■ **Job**
Output every entry exactly as written, but omit the pictures.

■ **Data records**
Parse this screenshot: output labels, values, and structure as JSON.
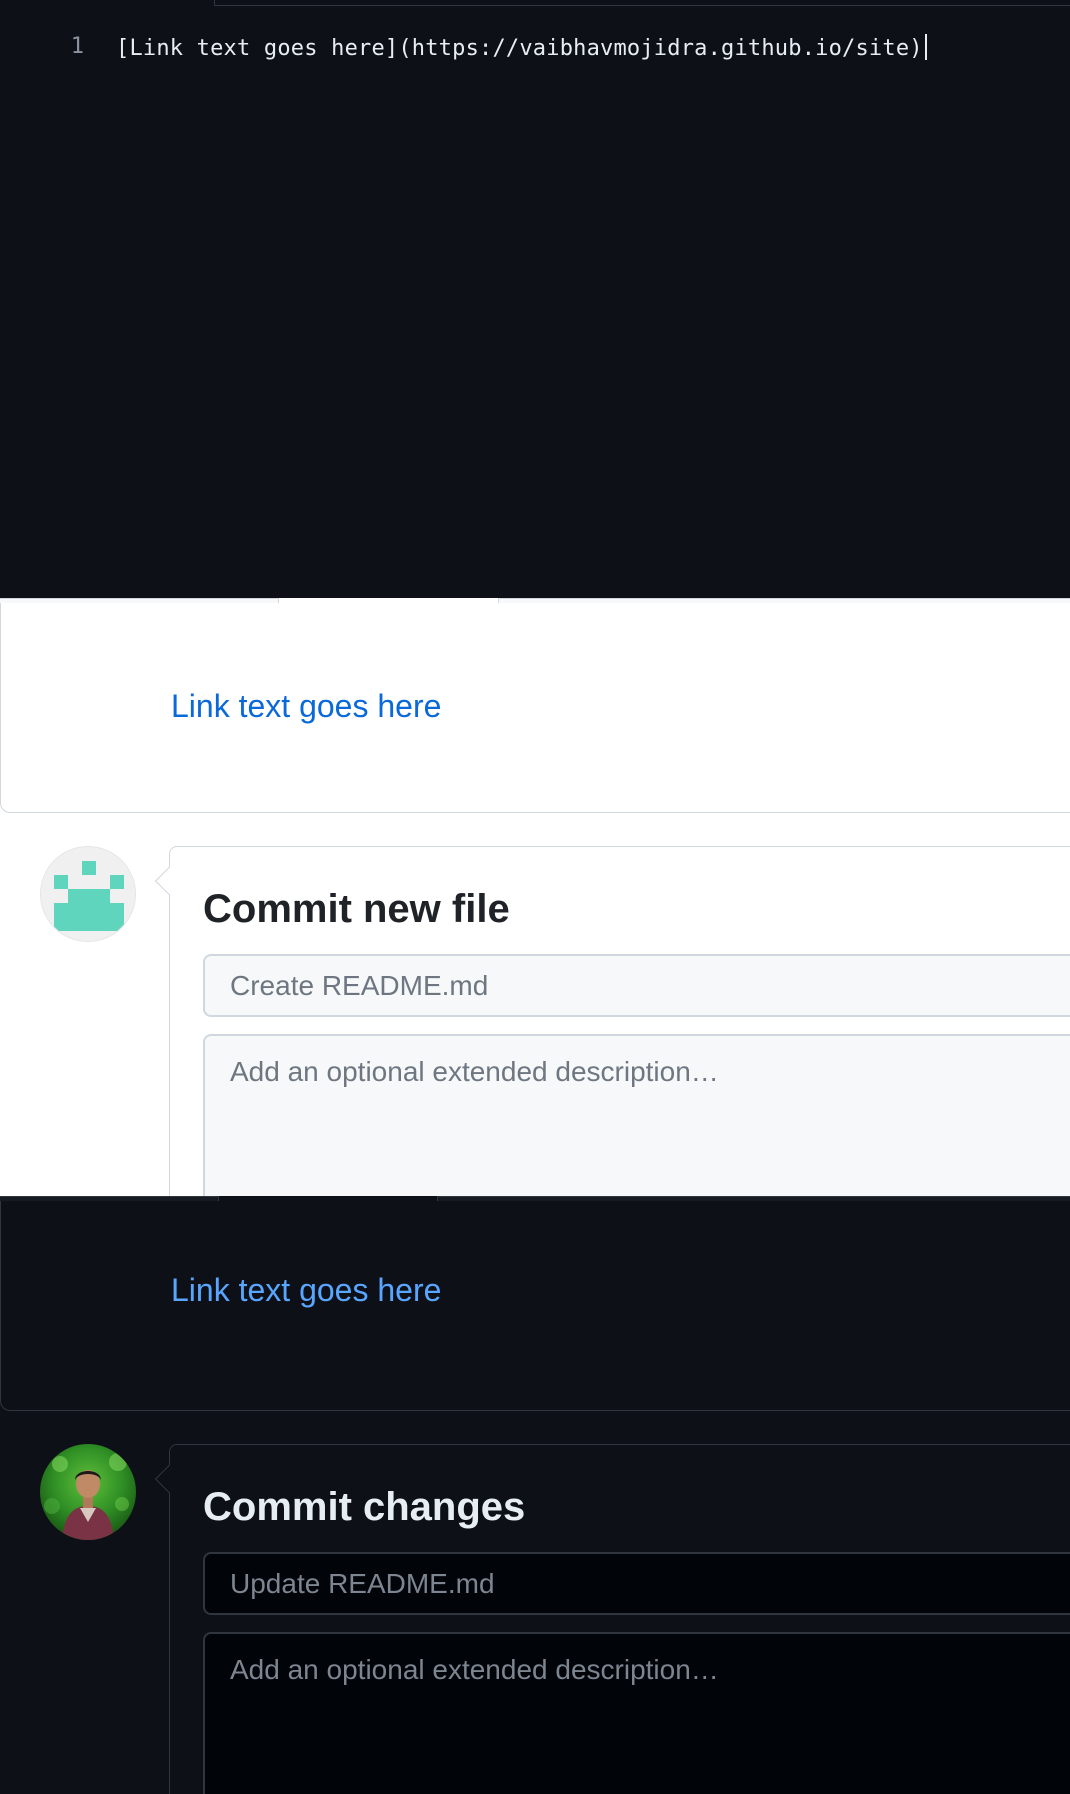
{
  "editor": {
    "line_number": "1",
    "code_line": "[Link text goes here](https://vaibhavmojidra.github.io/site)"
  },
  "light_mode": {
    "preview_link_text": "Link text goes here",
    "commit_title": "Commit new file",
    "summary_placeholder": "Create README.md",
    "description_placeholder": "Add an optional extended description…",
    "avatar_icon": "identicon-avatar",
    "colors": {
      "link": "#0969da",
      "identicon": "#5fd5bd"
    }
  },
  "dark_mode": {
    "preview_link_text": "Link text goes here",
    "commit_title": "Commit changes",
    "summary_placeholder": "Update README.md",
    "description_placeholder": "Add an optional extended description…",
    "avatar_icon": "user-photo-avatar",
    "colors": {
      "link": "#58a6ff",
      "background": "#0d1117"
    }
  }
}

■ **Expected answer**
Parse this screenshot: output labels, values, and structure as JSON.
{
  "editor": {
    "line_number": "1",
    "code_line": "[Link text goes here](https://vaibhavmojidra.github.io/site)"
  },
  "light_mode": {
    "preview_link_text": "Link text goes here",
    "commit_title": "Commit new file",
    "summary_placeholder": "Create README.md",
    "description_placeholder": "Add an optional extended description…",
    "avatar_icon": "identicon-avatar",
    "colors": {
      "link": "#0969da",
      "identicon": "#5fd5bd"
    }
  },
  "dark_mode": {
    "preview_link_text": "Link text goes here",
    "commit_title": "Commit changes",
    "summary_placeholder": "Update README.md",
    "description_placeholder": "Add an optional extended description…",
    "avatar_icon": "user-photo-avatar",
    "colors": {
      "link": "#58a6ff",
      "background": "#0d1117"
    }
  }
}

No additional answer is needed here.